→ TO DO
Extract the text of each entry below exactly, leaving every image behind.

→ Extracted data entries
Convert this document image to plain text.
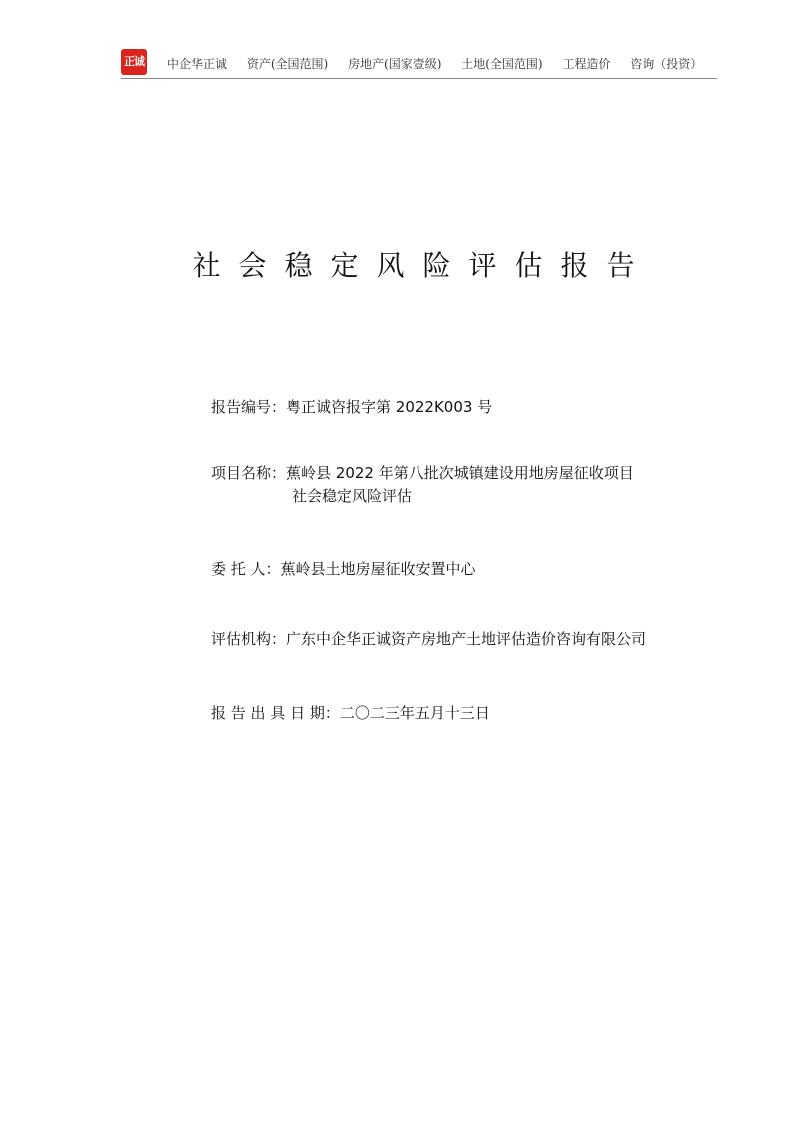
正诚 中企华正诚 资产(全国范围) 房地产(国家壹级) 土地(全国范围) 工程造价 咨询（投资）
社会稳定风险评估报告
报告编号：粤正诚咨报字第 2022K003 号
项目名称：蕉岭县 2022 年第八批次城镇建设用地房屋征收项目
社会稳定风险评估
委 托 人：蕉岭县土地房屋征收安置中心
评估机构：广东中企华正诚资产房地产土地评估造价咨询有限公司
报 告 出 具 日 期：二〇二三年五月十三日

→ RESULT OF THIS EXERCISE
Convert this document image to plain text.
正诚 中企华正诚 资产(全国范围) 房地产(国家壹级) 土地(全国范围) 工程造价 咨询（投资）
社会稳定风险评估报告
报告编号：粤正诚咨报字第 2022K003 号
项目名称：蕉岭县 2022 年第八批次城镇建设用地房屋征收项目
社会稳定风险评估
委 托 人：蕉岭县土地房屋征收安置中心
评估机构：广东中企华正诚资产房地产土地评估造价咨询有限公司
报 告 出 具 日 期：二〇二三年五月十三日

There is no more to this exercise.